Objective: Collect every line in the records below that contains the word "highlight".

Data for this exercise:
★ ★ ★

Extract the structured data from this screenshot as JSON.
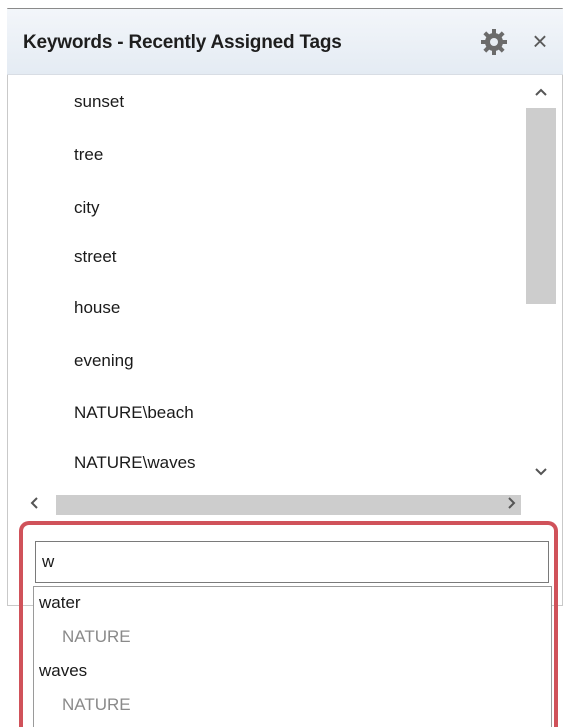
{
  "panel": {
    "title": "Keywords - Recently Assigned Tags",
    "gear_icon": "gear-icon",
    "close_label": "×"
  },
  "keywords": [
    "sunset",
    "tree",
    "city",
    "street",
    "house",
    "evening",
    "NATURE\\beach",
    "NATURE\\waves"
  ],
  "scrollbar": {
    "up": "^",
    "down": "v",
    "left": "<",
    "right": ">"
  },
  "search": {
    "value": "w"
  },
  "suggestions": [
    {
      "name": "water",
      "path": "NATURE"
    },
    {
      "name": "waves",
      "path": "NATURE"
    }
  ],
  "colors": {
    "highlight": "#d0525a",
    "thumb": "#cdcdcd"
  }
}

★ ★ ★

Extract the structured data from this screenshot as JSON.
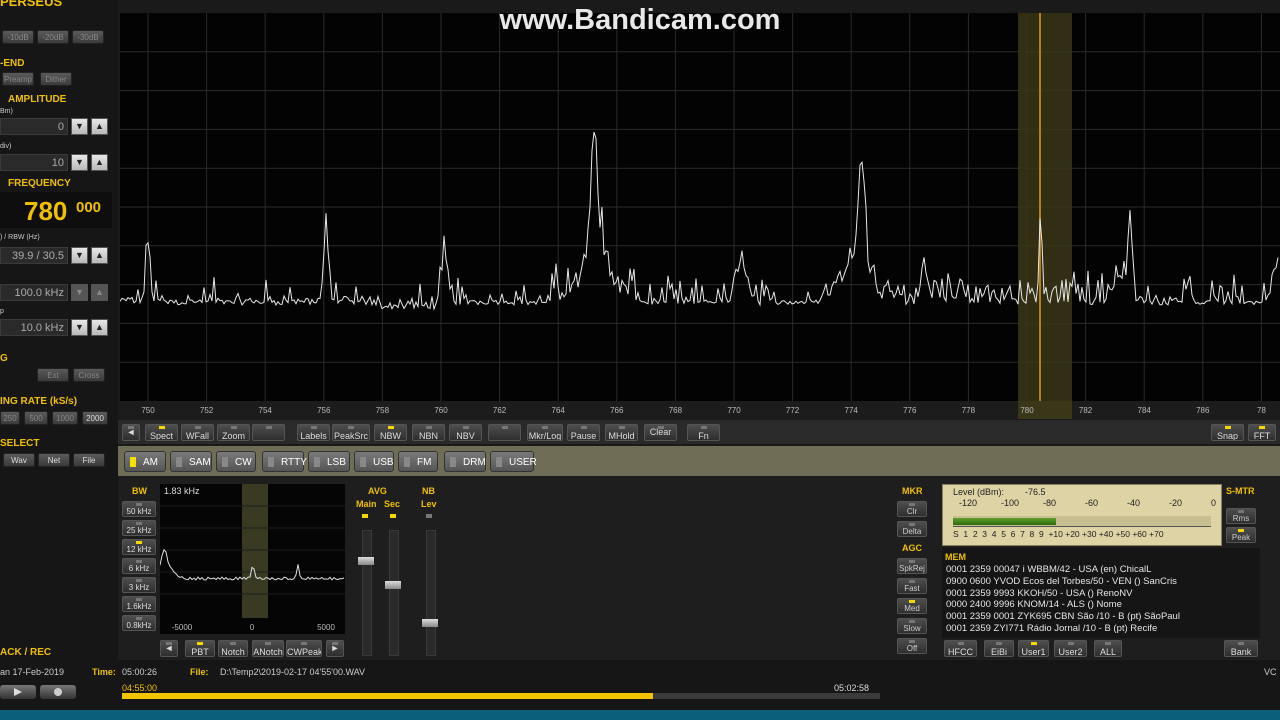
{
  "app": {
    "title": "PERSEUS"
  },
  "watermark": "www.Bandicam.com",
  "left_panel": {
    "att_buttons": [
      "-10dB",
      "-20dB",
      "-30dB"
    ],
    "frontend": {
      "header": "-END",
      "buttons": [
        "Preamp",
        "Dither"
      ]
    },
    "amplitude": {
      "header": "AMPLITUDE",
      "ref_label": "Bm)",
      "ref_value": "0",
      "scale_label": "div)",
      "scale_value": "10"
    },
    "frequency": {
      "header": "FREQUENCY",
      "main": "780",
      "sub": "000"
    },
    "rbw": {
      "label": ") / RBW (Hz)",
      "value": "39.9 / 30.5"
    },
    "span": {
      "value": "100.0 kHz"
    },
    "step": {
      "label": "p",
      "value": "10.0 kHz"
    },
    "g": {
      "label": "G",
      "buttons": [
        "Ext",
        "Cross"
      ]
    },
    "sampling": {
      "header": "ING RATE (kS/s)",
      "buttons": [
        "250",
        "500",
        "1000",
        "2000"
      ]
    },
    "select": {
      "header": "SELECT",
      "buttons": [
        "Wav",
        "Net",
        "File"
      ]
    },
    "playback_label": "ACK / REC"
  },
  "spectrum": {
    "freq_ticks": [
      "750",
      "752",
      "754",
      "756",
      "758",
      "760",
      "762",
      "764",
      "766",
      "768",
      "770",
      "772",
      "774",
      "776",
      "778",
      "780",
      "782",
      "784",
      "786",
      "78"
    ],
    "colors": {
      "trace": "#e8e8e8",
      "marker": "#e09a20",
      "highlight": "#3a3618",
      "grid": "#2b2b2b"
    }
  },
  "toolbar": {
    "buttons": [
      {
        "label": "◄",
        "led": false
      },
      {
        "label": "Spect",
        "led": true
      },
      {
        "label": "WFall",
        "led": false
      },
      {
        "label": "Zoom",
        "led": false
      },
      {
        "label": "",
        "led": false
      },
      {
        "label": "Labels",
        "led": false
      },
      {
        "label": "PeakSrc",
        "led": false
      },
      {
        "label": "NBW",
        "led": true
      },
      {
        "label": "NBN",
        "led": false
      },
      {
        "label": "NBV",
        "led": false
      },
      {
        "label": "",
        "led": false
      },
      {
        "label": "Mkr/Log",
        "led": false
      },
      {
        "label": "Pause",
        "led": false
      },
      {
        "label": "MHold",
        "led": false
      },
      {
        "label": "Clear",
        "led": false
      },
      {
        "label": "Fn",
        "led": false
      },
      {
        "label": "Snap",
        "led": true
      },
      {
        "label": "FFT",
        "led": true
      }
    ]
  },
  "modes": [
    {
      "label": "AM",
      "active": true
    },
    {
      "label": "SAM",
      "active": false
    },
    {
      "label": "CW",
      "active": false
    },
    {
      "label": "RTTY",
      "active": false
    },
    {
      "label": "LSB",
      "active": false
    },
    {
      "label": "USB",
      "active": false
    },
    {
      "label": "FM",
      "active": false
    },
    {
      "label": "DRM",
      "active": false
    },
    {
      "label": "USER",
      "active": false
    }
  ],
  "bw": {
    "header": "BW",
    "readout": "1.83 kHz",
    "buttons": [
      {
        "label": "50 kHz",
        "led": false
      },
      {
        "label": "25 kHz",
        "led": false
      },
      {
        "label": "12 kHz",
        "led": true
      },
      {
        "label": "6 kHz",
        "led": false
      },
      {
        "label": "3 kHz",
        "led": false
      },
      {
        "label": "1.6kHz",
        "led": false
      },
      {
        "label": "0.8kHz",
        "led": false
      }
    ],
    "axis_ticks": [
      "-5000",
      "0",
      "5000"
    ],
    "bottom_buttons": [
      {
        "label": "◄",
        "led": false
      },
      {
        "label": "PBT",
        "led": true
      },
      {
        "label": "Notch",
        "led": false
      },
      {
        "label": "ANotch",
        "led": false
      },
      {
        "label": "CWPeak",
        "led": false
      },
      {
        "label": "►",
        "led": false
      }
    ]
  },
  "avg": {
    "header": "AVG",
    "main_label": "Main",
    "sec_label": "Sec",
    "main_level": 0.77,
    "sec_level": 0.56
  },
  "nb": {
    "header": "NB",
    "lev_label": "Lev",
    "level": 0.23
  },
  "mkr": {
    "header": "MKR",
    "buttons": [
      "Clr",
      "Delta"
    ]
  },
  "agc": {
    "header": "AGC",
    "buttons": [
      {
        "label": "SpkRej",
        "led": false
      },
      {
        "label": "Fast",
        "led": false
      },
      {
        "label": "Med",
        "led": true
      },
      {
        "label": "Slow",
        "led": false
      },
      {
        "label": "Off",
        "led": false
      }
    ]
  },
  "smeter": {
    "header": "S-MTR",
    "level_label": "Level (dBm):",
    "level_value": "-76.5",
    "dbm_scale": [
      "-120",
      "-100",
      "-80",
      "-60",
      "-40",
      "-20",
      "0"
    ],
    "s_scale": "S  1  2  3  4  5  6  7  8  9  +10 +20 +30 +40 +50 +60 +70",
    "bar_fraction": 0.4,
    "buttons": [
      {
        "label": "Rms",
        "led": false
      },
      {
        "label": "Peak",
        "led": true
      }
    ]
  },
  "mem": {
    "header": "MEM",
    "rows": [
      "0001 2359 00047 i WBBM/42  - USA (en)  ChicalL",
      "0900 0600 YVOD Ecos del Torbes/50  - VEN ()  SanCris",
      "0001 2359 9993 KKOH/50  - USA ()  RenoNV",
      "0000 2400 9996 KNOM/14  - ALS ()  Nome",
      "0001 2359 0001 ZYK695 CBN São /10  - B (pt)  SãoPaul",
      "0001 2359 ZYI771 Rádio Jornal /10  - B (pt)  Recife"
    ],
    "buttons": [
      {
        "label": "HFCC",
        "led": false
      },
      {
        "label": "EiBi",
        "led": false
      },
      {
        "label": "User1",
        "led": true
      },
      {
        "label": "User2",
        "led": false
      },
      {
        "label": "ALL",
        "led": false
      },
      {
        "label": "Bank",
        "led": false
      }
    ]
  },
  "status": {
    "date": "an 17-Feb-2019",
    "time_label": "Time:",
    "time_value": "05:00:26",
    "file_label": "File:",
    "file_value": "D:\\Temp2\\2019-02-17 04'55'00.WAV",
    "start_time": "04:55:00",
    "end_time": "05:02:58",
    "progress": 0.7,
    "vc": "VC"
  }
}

★ ★ ★

Written solution:
    "highlight": "#d0525a",
      "highlight": "#3a3618",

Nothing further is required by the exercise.